• _What the task requires_: Without the pictures, output the records below word for word.

— Start —

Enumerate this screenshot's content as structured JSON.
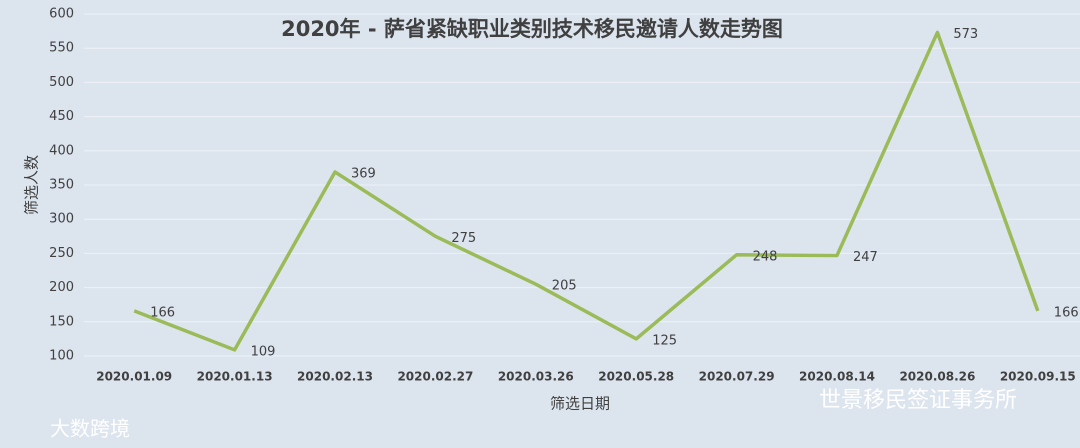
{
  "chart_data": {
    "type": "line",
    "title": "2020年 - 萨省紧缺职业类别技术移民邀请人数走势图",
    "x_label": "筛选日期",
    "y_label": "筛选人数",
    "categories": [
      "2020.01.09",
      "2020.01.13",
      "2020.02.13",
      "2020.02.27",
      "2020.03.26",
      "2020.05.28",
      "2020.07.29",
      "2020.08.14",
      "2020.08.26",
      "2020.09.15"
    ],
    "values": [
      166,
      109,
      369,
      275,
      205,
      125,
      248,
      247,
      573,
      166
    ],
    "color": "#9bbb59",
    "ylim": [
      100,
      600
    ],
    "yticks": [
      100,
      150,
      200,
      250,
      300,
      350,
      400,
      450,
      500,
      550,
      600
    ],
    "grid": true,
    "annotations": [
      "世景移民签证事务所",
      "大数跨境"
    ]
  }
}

— End —

• _Correct answer_:
Enumerate this screenshot's content as structured JSON.
{
  "chart_data": {
    "type": "line",
    "title": "2020年 - 萨省紧缺职业类别技术移民邀请人数走势图",
    "x_label": "筛选日期",
    "y_label": "筛选人数",
    "categories": [
      "2020.01.09",
      "2020.01.13",
      "2020.02.13",
      "2020.02.27",
      "2020.03.26",
      "2020.05.28",
      "2020.07.29",
      "2020.08.14",
      "2020.08.26",
      "2020.09.15"
    ],
    "values": [
      166,
      109,
      369,
      275,
      205,
      125,
      248,
      247,
      573,
      166
    ],
    "color": "#9bbb59",
    "ylim": [
      100,
      600
    ],
    "yticks": [
      100,
      150,
      200,
      250,
      300,
      350,
      400,
      450,
      500,
      550,
      600
    ],
    "grid": true,
    "annotations": [
      "世景移民签证事务所",
      "大数跨境"
    ]
  }
}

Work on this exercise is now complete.